### DATA IN THIS EXERCISE:

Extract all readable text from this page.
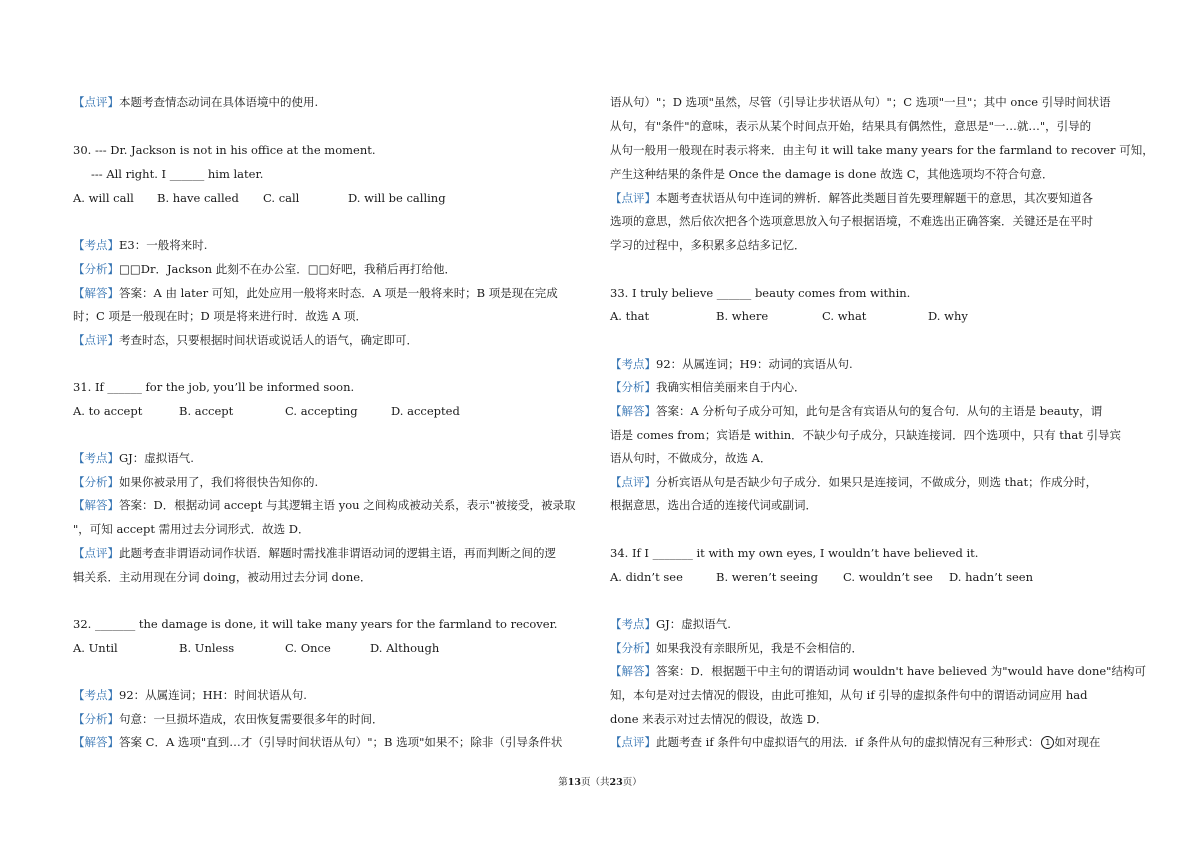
【点评】本题考查情态动词在具体语境中的使用.
30. --- Dr. Jackson is not in his office at the moment.
--- All right. I ______ him later.
A. will call B. have called C. call	D. will be calling
【考点】E3：一般将来时.
【分析】□□Dr．Jackson 此刻不在办公室．□□好吧，我稍后再打给他．
【解答】答案：A 由 later 可知，此处应用一般将来时态．A 项是一般将来时；B 项是现在完成
时；C 项是一般现在时；D 项是将来进行时．故选 A 项．
【点评】考查时态，只要根据时间状语或说话人的语气，确定即可．
31. If ______ for the job, you’ll be informed soon.
A. to accept	B. accept	C. accepting	D. accepted
【考点】GJ：虚拟语气.
【分析】如果你被录用了，我们将很快告知你的.
【解答】答案：D．根据动词 accept 与其逻辑主语 you 之间构成被动关系，表示"被接受，被录取
"，可知 accept 需用过去分词形式．故选 D．
【点评】此题考查非谓语动词作状语．解题时需找准非谓语动词的逻辑主语，再而判断之间的逻
辑关系．主动用现在分词 doing，被动用过去分词 done．
32. _______ the damage is done, it will take many years for the farmland to recover.
A. Until	B. Unless	C. Once	D. Although
【考点】92：从属连词；HH：时间状语从句.
【分析】句意：一旦损坏造成，农田恢复需要很多年的时间．
【解答】答案 C．A 选项"直到…才（引导时间状语从句）"；B 选项"如果不；除非（引导条件状
语从句）"；D 选项"虽然，尽管（引导让步状语从句）"；C 选项"一旦"；其中 once 引导时间状语
从句，有"条件"的意味，表示从某个时间点开始，结果具有偶然性，意思是"一…就…"，引导的
从句一般用一般现在时表示将来．由主句 it will take many years for the farmland to recover 可知，
产生这种结果的条件是 Once the damage is done 故选 C，其他选项均不符合句意．
【点评】本题考查状语从句中连词的辨析．解答此类题目首先要理解题干的意思，其次要知道各
选项的意思，然后依次把各个选项意思放入句子根据语境，不难选出正确答案．关键还是在平时
学习的过程中，多积累多总结多记忆．
33. I truly believe ______ beauty comes from within.
A. that	B. where	C. what	D. why
【考点】92：从属连词；H9：动词的宾语从句.
【分析】我确实相信美丽来自于内心．
【解答】答案：A 分析句子成分可知，此句是含有宾语从句的复合句．从句的主语是 beauty，谓
语是 comes from；宾语是 within．不缺少句子成分，只缺连接词．四个选项中，只有 that 引导宾
语从句时，不做成分，故选 A．
【点评】分析宾语从句是否缺少句子成分．如果只是连接词，不做成分，则选 that；作成分时，
根据意思，选出合适的连接代词或副词．
34. If I _______ it with my own eyes, I wouldn’t have believed it.
A. didn’t see	B. weren’t seeing C. wouldn’t see D. hadn’t seen
【考点】GJ：虚拟语气.
【分析】如果我没有亲眼所见，我是不会相信的．
【解答】答案：D．根据题干中主句的谓语动词 wouldn't have believed 为"would have done"结构可
知，本句是对过去情况的假设，由此可推知，从句 if 引导的虚拟条件句中的谓语动词应用 had
done 来表示对过去情况的假设，故选 D．
【点评】此题考查 if 条件句中虚拟语气的用法．if 条件从句的虚拟情况有三种形式： 1 如对现在
第13页（共23页）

### TASK DIRECTIONS:
Print the complete listing exactly as it stands, without its pictures.

### RESULT:
Extract all readable text from this page.
【点评】本题考查情态动词在具体语境中的使用.
30. --- Dr. Jackson is not in his office at the moment.
--- All right. I ______ him later.
A. will call B. have called C. call	D. will be calling
【考点】E3：一般将来时.
【分析】□□Dr．Jackson 此刻不在办公室．□□好吧，我稍后再打给他．
【解答】答案：A 由 later 可知，此处应用一般将来时态．A 项是一般将来时；B 项是现在完成
时；C 项是一般现在时；D 项是将来进行时．故选 A 项．
【点评】考查时态，只要根据时间状语或说话人的语气，确定即可．
31. If ______ for the job, you’ll be informed soon.
A. to accept	B. accept	C. accepting	D. accepted
【考点】GJ：虚拟语气.
【分析】如果你被录用了，我们将很快告知你的.
【解答】答案：D．根据动词 accept 与其逻辑主语 you 之间构成被动关系，表示"被接受，被录取
"，可知 accept 需用过去分词形式．故选 D．
【点评】此题考查非谓语动词作状语．解题时需找准非谓语动词的逻辑主语，再而判断之间的逻
辑关系．主动用现在分词 doing，被动用过去分词 done．
32. _______ the damage is done, it will take many years for the farmland to recover.
A. Until	B. Unless	C. Once	D. Although
【考点】92：从属连词；HH：时间状语从句.
【分析】句意：一旦损坏造成，农田恢复需要很多年的时间．
【解答】答案 C．A 选项"直到…才（引导时间状语从句）"；B 选项"如果不；除非（引导条件状
语从句）"；D 选项"虽然，尽管（引导让步状语从句）"；C 选项"一旦"；其中 once 引导时间状语
从句，有"条件"的意味，表示从某个时间点开始，结果具有偶然性，意思是"一…就…"，引导的
从句一般用一般现在时表示将来．由主句 it will take many years for the farmland to recover 可知，
产生这种结果的条件是 Once the damage is done 故选 C，其他选项均不符合句意．
【点评】本题考查状语从句中连词的辨析．解答此类题目首先要理解题干的意思，其次要知道各
选项的意思，然后依次把各个选项意思放入句子根据语境，不难选出正确答案．关键还是在平时
学习的过程中，多积累多总结多记忆．
33. I truly believe ______ beauty comes from within.
A. that	B. where	C. what	D. why
【考点】92：从属连词；H9：动词的宾语从句.
【分析】我确实相信美丽来自于内心．
【解答】答案：A 分析句子成分可知，此句是含有宾语从句的复合句．从句的主语是 beauty，谓
语是 comes from；宾语是 within．不缺少句子成分，只缺连接词．四个选项中，只有 that 引导宾
语从句时，不做成分，故选 A．
【点评】分析宾语从句是否缺少句子成分．如果只是连接词，不做成分，则选 that；作成分时，
根据意思，选出合适的连接代词或副词．
34. If I _______ it with my own eyes, I wouldn’t have believed it.
A. didn’t see	B. weren’t seeing C. wouldn’t see D. hadn’t seen
【考点】GJ：虚拟语气.
【分析】如果我没有亲眼所见，我是不会相信的．
【解答】答案：D．根据题干中主句的谓语动词 wouldn't have believed 为"would have done"结构可
知，本句是对过去情况的假设，由此可推知，从句 if 引导的虚拟条件句中的谓语动词应用 had
done 来表示对过去情况的假设，故选 D．
【点评】此题考查 if 条件句中虚拟语气的用法．if 条件从句的虚拟情况有三种形式： 1 如对现在
第13页（共23页）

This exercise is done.